### GIVEN PROBLEM:
Sort through the entries below and pull out lines containing the word "public".

### DATA EXTRACT:
══════════════════════════════
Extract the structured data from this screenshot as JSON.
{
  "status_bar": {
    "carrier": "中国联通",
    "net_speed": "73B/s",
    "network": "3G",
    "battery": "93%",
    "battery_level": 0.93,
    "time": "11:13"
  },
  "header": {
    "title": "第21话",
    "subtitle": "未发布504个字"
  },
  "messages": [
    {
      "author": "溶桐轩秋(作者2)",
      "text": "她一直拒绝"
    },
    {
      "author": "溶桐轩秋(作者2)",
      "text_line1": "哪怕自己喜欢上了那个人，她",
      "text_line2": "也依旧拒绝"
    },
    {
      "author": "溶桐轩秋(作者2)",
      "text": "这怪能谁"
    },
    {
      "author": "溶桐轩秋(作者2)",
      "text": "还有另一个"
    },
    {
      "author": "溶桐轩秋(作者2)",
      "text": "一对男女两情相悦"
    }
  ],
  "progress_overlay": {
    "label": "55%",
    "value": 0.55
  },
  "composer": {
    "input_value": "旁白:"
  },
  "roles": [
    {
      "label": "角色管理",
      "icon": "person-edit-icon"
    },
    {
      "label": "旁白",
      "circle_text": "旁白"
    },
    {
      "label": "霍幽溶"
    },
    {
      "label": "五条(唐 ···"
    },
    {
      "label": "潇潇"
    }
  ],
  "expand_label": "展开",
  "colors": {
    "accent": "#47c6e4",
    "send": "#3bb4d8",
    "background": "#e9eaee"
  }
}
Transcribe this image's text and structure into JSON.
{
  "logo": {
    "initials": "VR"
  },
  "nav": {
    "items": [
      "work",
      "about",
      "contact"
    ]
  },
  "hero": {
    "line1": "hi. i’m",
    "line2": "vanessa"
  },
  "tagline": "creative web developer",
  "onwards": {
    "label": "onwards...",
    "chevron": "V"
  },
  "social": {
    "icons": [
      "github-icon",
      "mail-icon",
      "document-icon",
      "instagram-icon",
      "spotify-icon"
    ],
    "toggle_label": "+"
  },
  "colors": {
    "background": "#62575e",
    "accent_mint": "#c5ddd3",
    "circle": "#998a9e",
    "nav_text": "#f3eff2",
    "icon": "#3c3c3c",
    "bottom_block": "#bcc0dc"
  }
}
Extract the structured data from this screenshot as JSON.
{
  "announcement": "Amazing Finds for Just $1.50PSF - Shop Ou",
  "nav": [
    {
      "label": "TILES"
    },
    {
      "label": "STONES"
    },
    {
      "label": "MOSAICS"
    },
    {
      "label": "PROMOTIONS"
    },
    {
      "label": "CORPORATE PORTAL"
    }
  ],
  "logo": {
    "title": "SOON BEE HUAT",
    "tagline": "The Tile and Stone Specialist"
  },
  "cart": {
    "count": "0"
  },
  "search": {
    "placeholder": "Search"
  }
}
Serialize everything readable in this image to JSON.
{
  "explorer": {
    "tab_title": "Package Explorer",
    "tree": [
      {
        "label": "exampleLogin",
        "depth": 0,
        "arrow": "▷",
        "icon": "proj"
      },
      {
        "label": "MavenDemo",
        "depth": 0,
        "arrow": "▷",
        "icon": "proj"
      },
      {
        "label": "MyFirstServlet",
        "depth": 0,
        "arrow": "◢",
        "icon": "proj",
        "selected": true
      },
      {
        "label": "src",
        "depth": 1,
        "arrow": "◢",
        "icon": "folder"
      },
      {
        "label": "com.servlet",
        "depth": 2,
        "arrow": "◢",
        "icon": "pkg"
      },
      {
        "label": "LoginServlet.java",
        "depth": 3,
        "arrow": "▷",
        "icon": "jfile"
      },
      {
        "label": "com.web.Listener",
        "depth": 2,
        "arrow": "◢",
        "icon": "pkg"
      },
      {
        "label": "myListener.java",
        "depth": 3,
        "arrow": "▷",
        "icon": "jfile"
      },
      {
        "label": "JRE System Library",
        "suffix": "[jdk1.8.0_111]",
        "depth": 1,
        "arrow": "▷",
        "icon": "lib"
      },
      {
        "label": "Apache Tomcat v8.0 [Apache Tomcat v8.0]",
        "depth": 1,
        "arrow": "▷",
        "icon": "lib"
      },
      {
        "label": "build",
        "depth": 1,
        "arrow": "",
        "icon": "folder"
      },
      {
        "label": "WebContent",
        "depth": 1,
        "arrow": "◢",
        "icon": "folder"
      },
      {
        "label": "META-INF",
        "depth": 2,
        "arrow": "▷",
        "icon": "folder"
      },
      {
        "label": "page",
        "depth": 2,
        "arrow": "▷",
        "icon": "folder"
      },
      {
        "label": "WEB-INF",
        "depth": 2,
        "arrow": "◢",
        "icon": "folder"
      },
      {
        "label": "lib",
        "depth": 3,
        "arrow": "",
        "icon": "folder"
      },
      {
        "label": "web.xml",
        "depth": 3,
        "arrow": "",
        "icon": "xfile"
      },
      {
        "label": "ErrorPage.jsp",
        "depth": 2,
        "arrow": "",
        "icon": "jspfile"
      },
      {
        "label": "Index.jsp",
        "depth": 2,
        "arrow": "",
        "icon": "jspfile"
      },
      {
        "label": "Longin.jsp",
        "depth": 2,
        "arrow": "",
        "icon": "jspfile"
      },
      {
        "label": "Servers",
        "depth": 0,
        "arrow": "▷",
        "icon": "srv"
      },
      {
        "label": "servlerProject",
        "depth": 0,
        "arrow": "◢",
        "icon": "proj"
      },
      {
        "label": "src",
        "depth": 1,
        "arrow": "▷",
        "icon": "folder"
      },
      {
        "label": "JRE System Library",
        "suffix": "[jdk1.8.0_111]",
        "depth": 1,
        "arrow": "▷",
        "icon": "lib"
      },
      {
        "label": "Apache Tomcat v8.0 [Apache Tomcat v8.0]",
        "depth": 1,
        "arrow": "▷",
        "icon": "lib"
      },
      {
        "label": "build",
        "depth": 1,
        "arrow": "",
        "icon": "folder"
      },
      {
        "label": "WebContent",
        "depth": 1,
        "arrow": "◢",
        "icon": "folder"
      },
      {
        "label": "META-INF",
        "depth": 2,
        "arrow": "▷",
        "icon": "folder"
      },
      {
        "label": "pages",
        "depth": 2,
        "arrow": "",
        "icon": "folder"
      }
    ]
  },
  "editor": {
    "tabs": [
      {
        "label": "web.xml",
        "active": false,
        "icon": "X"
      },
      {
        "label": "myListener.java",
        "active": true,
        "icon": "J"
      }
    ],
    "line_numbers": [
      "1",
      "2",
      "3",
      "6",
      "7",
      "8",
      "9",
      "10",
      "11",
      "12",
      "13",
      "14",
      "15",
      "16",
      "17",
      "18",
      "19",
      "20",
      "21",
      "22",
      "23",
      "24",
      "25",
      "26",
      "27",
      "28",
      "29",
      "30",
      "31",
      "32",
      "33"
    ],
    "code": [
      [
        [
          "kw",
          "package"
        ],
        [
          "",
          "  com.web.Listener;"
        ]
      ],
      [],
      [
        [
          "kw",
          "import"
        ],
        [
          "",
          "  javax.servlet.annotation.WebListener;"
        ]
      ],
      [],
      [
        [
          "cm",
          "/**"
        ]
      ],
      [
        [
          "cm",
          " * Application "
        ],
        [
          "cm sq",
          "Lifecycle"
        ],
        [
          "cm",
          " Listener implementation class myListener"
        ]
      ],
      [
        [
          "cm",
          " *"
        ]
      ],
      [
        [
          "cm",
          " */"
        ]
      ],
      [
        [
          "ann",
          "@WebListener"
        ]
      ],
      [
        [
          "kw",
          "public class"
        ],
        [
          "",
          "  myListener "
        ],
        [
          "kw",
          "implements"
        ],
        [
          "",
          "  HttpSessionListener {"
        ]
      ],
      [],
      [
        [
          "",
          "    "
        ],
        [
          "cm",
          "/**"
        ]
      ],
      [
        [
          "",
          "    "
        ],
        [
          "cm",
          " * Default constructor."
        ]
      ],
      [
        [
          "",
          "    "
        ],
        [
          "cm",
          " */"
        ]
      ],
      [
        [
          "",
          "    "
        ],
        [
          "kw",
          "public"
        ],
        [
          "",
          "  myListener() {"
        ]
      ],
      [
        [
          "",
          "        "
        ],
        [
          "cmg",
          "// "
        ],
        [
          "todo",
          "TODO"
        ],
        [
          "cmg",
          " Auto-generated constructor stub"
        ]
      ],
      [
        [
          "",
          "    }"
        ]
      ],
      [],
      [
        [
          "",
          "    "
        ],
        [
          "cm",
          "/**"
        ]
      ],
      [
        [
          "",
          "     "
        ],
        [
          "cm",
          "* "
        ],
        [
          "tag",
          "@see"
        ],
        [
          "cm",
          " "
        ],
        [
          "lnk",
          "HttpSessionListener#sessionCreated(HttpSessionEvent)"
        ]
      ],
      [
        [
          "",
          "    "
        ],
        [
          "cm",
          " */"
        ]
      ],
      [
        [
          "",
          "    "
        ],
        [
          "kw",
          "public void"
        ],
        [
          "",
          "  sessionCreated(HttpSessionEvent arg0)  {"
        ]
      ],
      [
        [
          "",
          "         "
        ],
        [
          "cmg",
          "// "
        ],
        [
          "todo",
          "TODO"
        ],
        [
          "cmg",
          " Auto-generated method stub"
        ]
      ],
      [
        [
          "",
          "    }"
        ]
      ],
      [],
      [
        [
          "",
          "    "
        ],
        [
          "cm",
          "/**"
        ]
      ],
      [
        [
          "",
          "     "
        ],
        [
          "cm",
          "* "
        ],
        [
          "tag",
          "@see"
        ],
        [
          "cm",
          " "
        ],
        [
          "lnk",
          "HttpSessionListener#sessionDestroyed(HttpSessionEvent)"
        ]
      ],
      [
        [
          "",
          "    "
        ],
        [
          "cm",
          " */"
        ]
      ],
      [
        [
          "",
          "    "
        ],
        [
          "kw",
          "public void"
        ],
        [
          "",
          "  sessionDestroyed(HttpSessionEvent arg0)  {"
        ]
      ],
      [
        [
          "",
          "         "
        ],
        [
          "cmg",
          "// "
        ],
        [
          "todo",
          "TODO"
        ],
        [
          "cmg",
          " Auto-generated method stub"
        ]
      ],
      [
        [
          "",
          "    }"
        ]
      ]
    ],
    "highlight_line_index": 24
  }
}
══════════════════════════════
### SOLVED EXERCISE:
          "public class"
          "public"
          "public void"
          "public void"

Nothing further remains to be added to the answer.